→ PROBLEM DETAILS
Each line that holds the word "marker" should be returned.

→ EXTRACTED DATA
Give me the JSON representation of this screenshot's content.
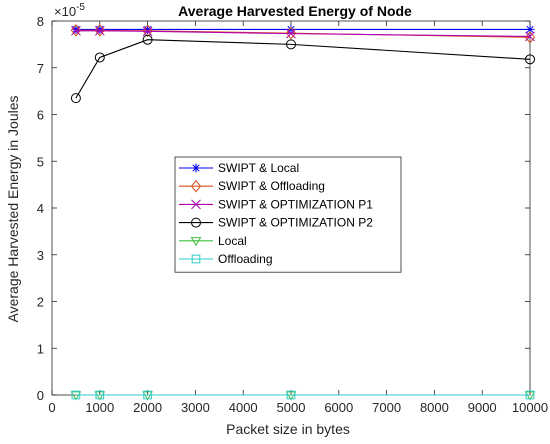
{
  "chart_data": {
    "type": "line",
    "title": "Average Harvested Energy of Node",
    "xlabel": "Packet size in bytes",
    "ylabel": "Average Harvested Energy in Joules",
    "y_exponent_label": "×10",
    "y_exponent_power": "-5",
    "xlim": [
      0,
      10000
    ],
    "ylim": [
      0,
      8
    ],
    "xticks": [
      0,
      1000,
      2000,
      3000,
      4000,
      5000,
      6000,
      7000,
      8000,
      9000,
      10000
    ],
    "yticks": [
      0,
      1,
      2,
      3,
      4,
      5,
      6,
      7,
      8
    ],
    "grid": false,
    "legend_position": "center-left",
    "x": [
      500,
      1000,
      2000,
      5000,
      10000
    ],
    "series": [
      {
        "name": "SWIPT & Local",
        "color": "#0000ff",
        "marker": "asterisk",
        "values": [
          7.82,
          7.82,
          7.82,
          7.82,
          7.82
        ]
      },
      {
        "name": "SWIPT & Offloading",
        "color": "#d95319",
        "marker": "diamond",
        "values": [
          7.8,
          7.8,
          7.79,
          7.74,
          7.65
        ]
      },
      {
        "name": "SWIPT & OPTIMIZATION P1",
        "color": "#b100b1",
        "marker": "x",
        "values": [
          7.79,
          7.79,
          7.78,
          7.73,
          7.67
        ]
      },
      {
        "name": "SWIPT & OPTIMIZATION P2",
        "color": "#000000",
        "marker": "circle",
        "values": [
          6.35,
          7.22,
          7.6,
          7.5,
          7.18
        ]
      },
      {
        "name": "Local",
        "color": "#3fbf3f",
        "marker": "triangle-down",
        "values": [
          0,
          0,
          0,
          0,
          0
        ]
      },
      {
        "name": "Offloading",
        "color": "#33c9c9",
        "marker": "square",
        "values": [
          0,
          0,
          0,
          0,
          0
        ]
      }
    ]
  }
}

→ RESULT
        "marker": "asterisk",
        "marker": "diamond",
        "marker": "x",
        "marker": "circle",
        "marker": "triangle-down",
        "marker": "square",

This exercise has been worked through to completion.